* START Source data *

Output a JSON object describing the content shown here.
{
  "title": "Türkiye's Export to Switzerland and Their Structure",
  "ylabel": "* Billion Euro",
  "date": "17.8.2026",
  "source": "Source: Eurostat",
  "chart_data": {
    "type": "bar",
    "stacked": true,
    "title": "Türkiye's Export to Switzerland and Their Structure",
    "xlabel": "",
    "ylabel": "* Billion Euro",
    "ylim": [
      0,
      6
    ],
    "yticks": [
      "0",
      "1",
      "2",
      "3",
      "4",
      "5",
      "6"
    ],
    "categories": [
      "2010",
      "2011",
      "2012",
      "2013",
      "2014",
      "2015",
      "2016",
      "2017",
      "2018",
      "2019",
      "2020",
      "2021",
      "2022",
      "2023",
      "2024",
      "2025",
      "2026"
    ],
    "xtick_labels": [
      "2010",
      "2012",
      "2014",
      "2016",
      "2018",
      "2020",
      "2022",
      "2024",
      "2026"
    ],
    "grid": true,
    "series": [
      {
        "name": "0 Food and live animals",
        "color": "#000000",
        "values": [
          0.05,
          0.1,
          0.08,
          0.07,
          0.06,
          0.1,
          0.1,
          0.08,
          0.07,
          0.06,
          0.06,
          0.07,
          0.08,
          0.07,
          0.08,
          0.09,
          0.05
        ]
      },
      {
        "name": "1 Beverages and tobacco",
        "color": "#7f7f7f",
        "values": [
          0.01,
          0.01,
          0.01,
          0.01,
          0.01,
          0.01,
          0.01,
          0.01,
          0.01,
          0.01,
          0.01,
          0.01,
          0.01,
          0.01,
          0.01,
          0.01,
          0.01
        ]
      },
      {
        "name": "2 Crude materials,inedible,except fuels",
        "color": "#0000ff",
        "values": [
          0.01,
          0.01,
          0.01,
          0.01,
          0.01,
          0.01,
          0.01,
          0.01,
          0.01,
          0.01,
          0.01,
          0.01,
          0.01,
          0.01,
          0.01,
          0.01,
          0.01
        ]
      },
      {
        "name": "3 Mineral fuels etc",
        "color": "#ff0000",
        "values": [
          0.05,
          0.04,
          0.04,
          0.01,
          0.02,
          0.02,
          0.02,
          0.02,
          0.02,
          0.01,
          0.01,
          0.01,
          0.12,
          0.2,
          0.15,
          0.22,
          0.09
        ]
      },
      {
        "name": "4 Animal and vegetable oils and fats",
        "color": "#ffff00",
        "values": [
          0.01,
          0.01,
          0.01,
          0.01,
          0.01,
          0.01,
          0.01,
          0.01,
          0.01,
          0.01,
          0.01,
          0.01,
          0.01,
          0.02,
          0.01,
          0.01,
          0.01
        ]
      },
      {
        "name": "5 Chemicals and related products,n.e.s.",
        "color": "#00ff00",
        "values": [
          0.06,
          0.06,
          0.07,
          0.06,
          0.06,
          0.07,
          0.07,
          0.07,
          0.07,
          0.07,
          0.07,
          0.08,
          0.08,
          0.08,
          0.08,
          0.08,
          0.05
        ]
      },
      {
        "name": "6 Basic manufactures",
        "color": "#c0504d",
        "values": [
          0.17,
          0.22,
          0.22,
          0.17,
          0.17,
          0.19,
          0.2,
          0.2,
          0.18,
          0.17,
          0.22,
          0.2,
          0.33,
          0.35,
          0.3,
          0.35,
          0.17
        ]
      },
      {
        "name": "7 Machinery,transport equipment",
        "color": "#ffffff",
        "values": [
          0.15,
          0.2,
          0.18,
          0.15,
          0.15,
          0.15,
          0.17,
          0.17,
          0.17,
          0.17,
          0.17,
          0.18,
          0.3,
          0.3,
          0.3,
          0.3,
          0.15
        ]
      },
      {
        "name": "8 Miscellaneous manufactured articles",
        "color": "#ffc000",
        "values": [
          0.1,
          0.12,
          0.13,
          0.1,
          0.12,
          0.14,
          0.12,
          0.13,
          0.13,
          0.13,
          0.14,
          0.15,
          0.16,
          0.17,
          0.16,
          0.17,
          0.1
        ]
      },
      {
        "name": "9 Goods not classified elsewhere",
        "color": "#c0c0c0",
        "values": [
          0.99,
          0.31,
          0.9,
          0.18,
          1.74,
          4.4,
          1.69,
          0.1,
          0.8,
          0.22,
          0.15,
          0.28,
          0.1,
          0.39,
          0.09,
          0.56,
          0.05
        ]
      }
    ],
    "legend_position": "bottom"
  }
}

* END Source data *

■ Given problem:
Write out all the entries exactly.

■ Answer below:
Output a JSON object describing the content shown here.
{
  "title": "Türkiye's Export to Switzerland and Their Structure",
  "ylabel": "* Billion Euro",
  "date": "17.8.2026",
  "source": "Source: Eurostat",
  "chart_data": {
    "type": "bar",
    "stacked": true,
    "title": "Türkiye's Export to Switzerland and Their Structure",
    "xlabel": "",
    "ylabel": "* Billion Euro",
    "ylim": [
      0,
      6
    ],
    "yticks": [
      "0",
      "1",
      "2",
      "3",
      "4",
      "5",
      "6"
    ],
    "categories": [
      "2010",
      "2011",
      "2012",
      "2013",
      "2014",
      "2015",
      "2016",
      "2017",
      "2018",
      "2019",
      "2020",
      "2021",
      "2022",
      "2023",
      "2024",
      "2025",
      "2026"
    ],
    "xtick_labels": [
      "2010",
      "2012",
      "2014",
      "2016",
      "2018",
      "2020",
      "2022",
      "2024",
      "2026"
    ],
    "grid": true,
    "series": [
      {
        "name": "0 Food and live animals",
        "color": "#000000",
        "values": [
          0.05,
          0.1,
          0.08,
          0.07,
          0.06,
          0.1,
          0.1,
          0.08,
          0.07,
          0.06,
          0.06,
          0.07,
          0.08,
          0.07,
          0.08,
          0.09,
          0.05
        ]
      },
      {
        "name": "1 Beverages and tobacco",
        "color": "#7f7f7f",
        "values": [
          0.01,
          0.01,
          0.01,
          0.01,
          0.01,
          0.01,
          0.01,
          0.01,
          0.01,
          0.01,
          0.01,
          0.01,
          0.01,
          0.01,
          0.01,
          0.01,
          0.01
        ]
      },
      {
        "name": "2 Crude materials,inedible,except fuels",
        "color": "#0000ff",
        "values": [
          0.01,
          0.01,
          0.01,
          0.01,
          0.01,
          0.01,
          0.01,
          0.01,
          0.01,
          0.01,
          0.01,
          0.01,
          0.01,
          0.01,
          0.01,
          0.01,
          0.01
        ]
      },
      {
        "name": "3 Mineral fuels etc",
        "color": "#ff0000",
        "values": [
          0.05,
          0.04,
          0.04,
          0.01,
          0.02,
          0.02,
          0.02,
          0.02,
          0.02,
          0.01,
          0.01,
          0.01,
          0.12,
          0.2,
          0.15,
          0.22,
          0.09
        ]
      },
      {
        "name": "4 Animal and vegetable oils and fats",
        "color": "#ffff00",
        "values": [
          0.01,
          0.01,
          0.01,
          0.01,
          0.01,
          0.01,
          0.01,
          0.01,
          0.01,
          0.01,
          0.01,
          0.01,
          0.01,
          0.02,
          0.01,
          0.01,
          0.01
        ]
      },
      {
        "name": "5 Chemicals and related products,n.e.s.",
        "color": "#00ff00",
        "values": [
          0.06,
          0.06,
          0.07,
          0.06,
          0.06,
          0.07,
          0.07,
          0.07,
          0.07,
          0.07,
          0.07,
          0.08,
          0.08,
          0.08,
          0.08,
          0.08,
          0.05
        ]
      },
      {
        "name": "6 Basic manufactures",
        "color": "#c0504d",
        "values": [
          0.17,
          0.22,
          0.22,
          0.17,
          0.17,
          0.19,
          0.2,
          0.2,
          0.18,
          0.17,
          0.22,
          0.2,
          0.33,
          0.35,
          0.3,
          0.35,
          0.17
        ]
      },
      {
        "name": "7 Machinery,transport equipment",
        "color": "#ffffff",
        "values": [
          0.15,
          0.2,
          0.18,
          0.15,
          0.15,
          0.15,
          0.17,
          0.17,
          0.17,
          0.17,
          0.17,
          0.18,
          0.3,
          0.3,
          0.3,
          0.3,
          0.15
        ]
      },
      {
        "name": "8 Miscellaneous manufactured articles",
        "color": "#ffc000",
        "values": [
          0.1,
          0.12,
          0.13,
          0.1,
          0.12,
          0.14,
          0.12,
          0.13,
          0.13,
          0.13,
          0.14,
          0.15,
          0.16,
          0.17,
          0.16,
          0.17,
          0.1
        ]
      },
      {
        "name": "9 Goods not classified elsewhere",
        "color": "#c0c0c0",
        "values": [
          0.99,
          0.31,
          0.9,
          0.18,
          1.74,
          4.4,
          1.69,
          0.1,
          0.8,
          0.22,
          0.15,
          0.28,
          0.1,
          0.39,
          0.09,
          0.56,
          0.05
        ]
      }
    ],
    "legend_position": "bottom"
  }
}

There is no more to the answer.